___ DATA ROWS ___

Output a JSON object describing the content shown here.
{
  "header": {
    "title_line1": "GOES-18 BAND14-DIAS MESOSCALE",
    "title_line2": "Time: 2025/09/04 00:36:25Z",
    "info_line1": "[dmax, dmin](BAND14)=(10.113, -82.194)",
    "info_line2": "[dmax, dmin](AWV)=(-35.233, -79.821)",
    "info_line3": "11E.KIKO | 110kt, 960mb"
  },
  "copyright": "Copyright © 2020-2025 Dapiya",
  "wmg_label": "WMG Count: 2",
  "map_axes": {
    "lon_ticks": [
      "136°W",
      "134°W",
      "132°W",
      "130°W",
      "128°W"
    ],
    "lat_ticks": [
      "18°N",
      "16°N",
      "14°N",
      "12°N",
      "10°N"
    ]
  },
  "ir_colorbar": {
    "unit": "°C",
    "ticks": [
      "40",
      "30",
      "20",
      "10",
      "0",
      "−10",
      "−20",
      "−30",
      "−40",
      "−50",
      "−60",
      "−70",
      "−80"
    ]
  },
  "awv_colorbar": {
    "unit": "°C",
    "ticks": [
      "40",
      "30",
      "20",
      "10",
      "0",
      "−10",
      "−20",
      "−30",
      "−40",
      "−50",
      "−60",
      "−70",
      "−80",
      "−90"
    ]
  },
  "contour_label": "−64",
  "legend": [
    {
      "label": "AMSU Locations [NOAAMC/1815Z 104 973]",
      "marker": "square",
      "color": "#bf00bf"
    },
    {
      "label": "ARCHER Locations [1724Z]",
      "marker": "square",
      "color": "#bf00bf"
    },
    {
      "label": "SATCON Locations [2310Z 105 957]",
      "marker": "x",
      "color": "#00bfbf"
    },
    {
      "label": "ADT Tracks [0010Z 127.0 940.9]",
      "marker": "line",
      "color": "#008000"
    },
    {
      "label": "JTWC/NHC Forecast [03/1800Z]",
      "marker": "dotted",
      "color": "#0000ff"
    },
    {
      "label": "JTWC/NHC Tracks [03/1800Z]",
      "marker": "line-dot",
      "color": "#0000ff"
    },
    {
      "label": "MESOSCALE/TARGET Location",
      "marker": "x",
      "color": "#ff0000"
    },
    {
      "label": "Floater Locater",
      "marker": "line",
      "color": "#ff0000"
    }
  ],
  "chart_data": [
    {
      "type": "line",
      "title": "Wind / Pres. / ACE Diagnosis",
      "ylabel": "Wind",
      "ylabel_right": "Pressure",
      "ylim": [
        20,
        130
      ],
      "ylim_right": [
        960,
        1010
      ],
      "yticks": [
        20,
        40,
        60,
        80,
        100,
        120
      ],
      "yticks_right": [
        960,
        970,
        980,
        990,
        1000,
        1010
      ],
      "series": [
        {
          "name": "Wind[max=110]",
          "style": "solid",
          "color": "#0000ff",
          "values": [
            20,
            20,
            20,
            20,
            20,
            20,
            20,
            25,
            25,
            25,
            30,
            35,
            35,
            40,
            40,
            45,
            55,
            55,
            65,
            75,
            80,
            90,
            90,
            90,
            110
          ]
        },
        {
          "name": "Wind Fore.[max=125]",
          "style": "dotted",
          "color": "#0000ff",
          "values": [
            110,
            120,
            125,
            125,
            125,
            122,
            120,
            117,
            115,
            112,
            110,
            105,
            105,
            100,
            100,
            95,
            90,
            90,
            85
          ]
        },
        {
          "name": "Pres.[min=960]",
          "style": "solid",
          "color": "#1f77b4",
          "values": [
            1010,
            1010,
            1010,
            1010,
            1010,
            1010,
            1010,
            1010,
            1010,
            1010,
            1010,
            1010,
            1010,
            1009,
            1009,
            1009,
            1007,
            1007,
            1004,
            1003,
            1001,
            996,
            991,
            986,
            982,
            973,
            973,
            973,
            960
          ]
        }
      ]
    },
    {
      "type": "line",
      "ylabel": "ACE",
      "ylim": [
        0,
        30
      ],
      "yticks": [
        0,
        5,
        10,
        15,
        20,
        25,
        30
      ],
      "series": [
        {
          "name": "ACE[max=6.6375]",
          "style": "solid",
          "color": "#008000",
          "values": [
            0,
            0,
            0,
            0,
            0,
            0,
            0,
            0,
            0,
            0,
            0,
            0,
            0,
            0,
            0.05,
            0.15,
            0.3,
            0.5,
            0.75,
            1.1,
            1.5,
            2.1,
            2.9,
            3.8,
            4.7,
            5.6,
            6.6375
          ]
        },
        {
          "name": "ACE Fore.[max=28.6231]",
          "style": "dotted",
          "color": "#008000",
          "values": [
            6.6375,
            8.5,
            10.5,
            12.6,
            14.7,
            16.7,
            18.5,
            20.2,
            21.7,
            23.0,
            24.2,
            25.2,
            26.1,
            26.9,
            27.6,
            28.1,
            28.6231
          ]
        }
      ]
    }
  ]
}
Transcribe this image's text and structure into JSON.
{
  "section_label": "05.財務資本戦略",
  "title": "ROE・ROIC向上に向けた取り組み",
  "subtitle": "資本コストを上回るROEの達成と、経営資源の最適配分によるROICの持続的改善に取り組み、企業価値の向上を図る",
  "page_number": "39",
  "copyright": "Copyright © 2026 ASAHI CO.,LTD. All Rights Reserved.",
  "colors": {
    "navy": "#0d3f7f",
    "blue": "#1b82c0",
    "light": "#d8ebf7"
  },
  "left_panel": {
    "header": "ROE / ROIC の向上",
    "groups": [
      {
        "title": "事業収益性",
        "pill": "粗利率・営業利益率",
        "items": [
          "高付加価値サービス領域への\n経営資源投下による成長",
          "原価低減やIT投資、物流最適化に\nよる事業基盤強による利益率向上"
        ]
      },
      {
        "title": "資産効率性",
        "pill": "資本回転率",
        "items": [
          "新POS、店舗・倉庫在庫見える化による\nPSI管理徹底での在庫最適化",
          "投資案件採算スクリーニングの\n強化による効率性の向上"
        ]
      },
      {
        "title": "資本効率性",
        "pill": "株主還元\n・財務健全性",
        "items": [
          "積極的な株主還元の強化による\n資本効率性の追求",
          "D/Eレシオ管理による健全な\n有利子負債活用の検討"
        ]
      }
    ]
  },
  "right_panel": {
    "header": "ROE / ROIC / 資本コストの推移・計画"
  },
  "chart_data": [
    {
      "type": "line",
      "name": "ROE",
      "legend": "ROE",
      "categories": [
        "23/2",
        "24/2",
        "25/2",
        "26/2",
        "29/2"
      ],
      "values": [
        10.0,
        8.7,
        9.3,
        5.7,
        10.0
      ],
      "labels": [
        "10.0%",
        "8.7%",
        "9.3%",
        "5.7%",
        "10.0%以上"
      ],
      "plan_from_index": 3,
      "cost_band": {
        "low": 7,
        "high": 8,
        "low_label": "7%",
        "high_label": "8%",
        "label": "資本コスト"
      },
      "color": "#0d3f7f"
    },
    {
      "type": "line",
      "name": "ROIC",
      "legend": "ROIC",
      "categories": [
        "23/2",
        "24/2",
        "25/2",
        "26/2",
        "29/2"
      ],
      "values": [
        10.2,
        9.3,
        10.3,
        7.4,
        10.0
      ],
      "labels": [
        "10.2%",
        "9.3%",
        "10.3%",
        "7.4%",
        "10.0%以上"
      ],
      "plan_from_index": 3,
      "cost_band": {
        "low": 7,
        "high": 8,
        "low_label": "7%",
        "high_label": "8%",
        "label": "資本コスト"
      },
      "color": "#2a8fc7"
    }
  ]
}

___

Give back all the data exactly as written.

_REPLY TO THE TASK_.
Output a JSON object describing the content shown here.
{
  "header": {
    "title_line1": "GOES-18 BAND14-DIAS MESOSCALE",
    "title_line2": "Time: 2025/09/04 00:36:25Z",
    "info_line1": "[dmax, dmin](BAND14)=(10.113, -82.194)",
    "info_line2": "[dmax, dmin](AWV)=(-35.233, -79.821)",
    "info_line3": "11E.KIKO | 110kt, 960mb"
  },
  "copyright": "Copyright © 2020-2025 Dapiya",
  "wmg_label": "WMG Count: 2",
  "map_axes": {
    "lon_ticks": [
      "136°W",
      "134°W",
      "132°W",
      "130°W",
      "128°W"
    ],
    "lat_ticks": [
      "18°N",
      "16°N",
      "14°N",
      "12°N",
      "10°N"
    ]
  },
  "ir_colorbar": {
    "unit": "°C",
    "ticks": [
      "40",
      "30",
      "20",
      "10",
      "0",
      "−10",
      "−20",
      "−30",
      "−40",
      "−50",
      "−60",
      "−70",
      "−80"
    ]
  },
  "awv_colorbar": {
    "unit": "°C",
    "ticks": [
      "40",
      "30",
      "20",
      "10",
      "0",
      "−10",
      "−20",
      "−30",
      "−40",
      "−50",
      "−60",
      "−70",
      "−80",
      "−90"
    ]
  },
  "contour_label": "−64",
  "legend": [
    {
      "label": "AMSU Locations [NOAAMC/1815Z 104 973]",
      "marker": "square",
      "color": "#bf00bf"
    },
    {
      "label": "ARCHER Locations [1724Z]",
      "marker": "square",
      "color": "#bf00bf"
    },
    {
      "label": "SATCON Locations [2310Z 105 957]",
      "marker": "x",
      "color": "#00bfbf"
    },
    {
      "label": "ADT Tracks [0010Z 127.0 940.9]",
      "marker": "line",
      "color": "#008000"
    },
    {
      "label": "JTWC/NHC Forecast [03/1800Z]",
      "marker": "dotted",
      "color": "#0000ff"
    },
    {
      "label": "JTWC/NHC Tracks [03/1800Z]",
      "marker": "line-dot",
      "color": "#0000ff"
    },
    {
      "label": "MESOSCALE/TARGET Location",
      "marker": "x",
      "color": "#ff0000"
    },
    {
      "label": "Floater Locater",
      "marker": "line",
      "color": "#ff0000"
    }
  ],
  "chart_data": [
    {
      "type": "line",
      "title": "Wind / Pres. / ACE Diagnosis",
      "ylabel": "Wind",
      "ylabel_right": "Pressure",
      "ylim": [
        20,
        130
      ],
      "ylim_right": [
        960,
        1010
      ],
      "yticks": [
        20,
        40,
        60,
        80,
        100,
        120
      ],
      "yticks_right": [
        960,
        970,
        980,
        990,
        1000,
        1010
      ],
      "series": [
        {
          "name": "Wind[max=110]",
          "style": "solid",
          "color": "#0000ff",
          "values": [
            20,
            20,
            20,
            20,
            20,
            20,
            20,
            25,
            25,
            25,
            30,
            35,
            35,
            40,
            40,
            45,
            55,
            55,
            65,
            75,
            80,
            90,
            90,
            90,
            110
          ]
        },
        {
          "name": "Wind Fore.[max=125]",
          "style": "dotted",
          "color": "#0000ff",
          "values": [
            110,
            120,
            125,
            125,
            125,
            122,
            120,
            117,
            115,
            112,
            110,
            105,
            105,
            100,
            100,
            95,
            90,
            90,
            85
          ]
        },
        {
          "name": "Pres.[min=960]",
          "style": "solid",
          "color": "#1f77b4",
          "values": [
            1010,
            1010,
            1010,
            1010,
            1010,
            1010,
            1010,
            1010,
            1010,
            1010,
            1010,
            1010,
            1010,
            1009,
            1009,
            1009,
            1007,
            1007,
            1004,
            1003,
            1001,
            996,
            991,
            986,
            982,
            973,
            973,
            973,
            960
          ]
        }
      ]
    },
    {
      "type": "line",
      "ylabel": "ACE",
      "ylim": [
        0,
        30
      ],
      "yticks": [
        0,
        5,
        10,
        15,
        20,
        25,
        30
      ],
      "series": [
        {
          "name": "ACE[max=6.6375]",
          "style": "solid",
          "color": "#008000",
          "values": [
            0,
            0,
            0,
            0,
            0,
            0,
            0,
            0,
            0,
            0,
            0,
            0,
            0,
            0,
            0.05,
            0.15,
            0.3,
            0.5,
            0.75,
            1.1,
            1.5,
            2.1,
            2.9,
            3.8,
            4.7,
            5.6,
            6.6375
          ]
        },
        {
          "name": "ACE Fore.[max=28.6231]",
          "style": "dotted",
          "color": "#008000",
          "values": [
            6.6375,
            8.5,
            10.5,
            12.6,
            14.7,
            16.7,
            18.5,
            20.2,
            21.7,
            23.0,
            24.2,
            25.2,
            26.1,
            26.9,
            27.6,
            28.1,
            28.6231
          ]
        }
      ]
    }
  ]
}
Transcribe this image's text and structure into JSON.
{
  "section_label": "05.財務資本戦略",
  "title": "ROE・ROIC向上に向けた取り組み",
  "subtitle": "資本コストを上回るROEの達成と、経営資源の最適配分によるROICの持続的改善に取り組み、企業価値の向上を図る",
  "page_number": "39",
  "copyright": "Copyright © 2026 ASAHI CO.,LTD. All Rights Reserved.",
  "colors": {
    "navy": "#0d3f7f",
    "blue": "#1b82c0",
    "light": "#d8ebf7"
  },
  "left_panel": {
    "header": "ROE / ROIC の向上",
    "groups": [
      {
        "title": "事業収益性",
        "pill": "粗利率・営業利益率",
        "items": [
          "高付加価値サービス領域への\n経営資源投下による成長",
          "原価低減やIT投資、物流最適化に\nよる事業基盤強による利益率向上"
        ]
      },
      {
        "title": "資産効率性",
        "pill": "資本回転率",
        "items": [
          "新POS、店舗・倉庫在庫見える化による\nPSI管理徹底での在庫最適化",
          "投資案件採算スクリーニングの\n強化による効率性の向上"
        ]
      },
      {
        "title": "資本効率性",
        "pill": "株主還元\n・財務健全性",
        "items": [
          "積極的な株主還元の強化による\n資本効率性の追求",
          "D/Eレシオ管理による健全な\n有利子負債活用の検討"
        ]
      }
    ]
  },
  "right_panel": {
    "header": "ROE / ROIC / 資本コストの推移・計画"
  },
  "chart_data": [
    {
      "type": "line",
      "name": "ROE",
      "legend": "ROE",
      "categories": [
        "23/2",
        "24/2",
        "25/2",
        "26/2",
        "29/2"
      ],
      "values": [
        10.0,
        8.7,
        9.3,
        5.7,
        10.0
      ],
      "labels": [
        "10.0%",
        "8.7%",
        "9.3%",
        "5.7%",
        "10.0%以上"
      ],
      "plan_from_index": 3,
      "cost_band": {
        "low": 7,
        "high": 8,
        "low_label": "7%",
        "high_label": "8%",
        "label": "資本コスト"
      },
      "color": "#0d3f7f"
    },
    {
      "type": "line",
      "name": "ROIC",
      "legend": "ROIC",
      "categories": [
        "23/2",
        "24/2",
        "25/2",
        "26/2",
        "29/2"
      ],
      "values": [
        10.2,
        9.3,
        10.3,
        7.4,
        10.0
      ],
      "labels": [
        "10.2%",
        "9.3%",
        "10.3%",
        "7.4%",
        "10.0%以上"
      ],
      "plan_from_index": 3,
      "cost_band": {
        "low": 7,
        "high": 8,
        "low_label": "7%",
        "high_label": "8%",
        "label": "資本コスト"
      },
      "color": "#2a8fc7"
    }
  ]
}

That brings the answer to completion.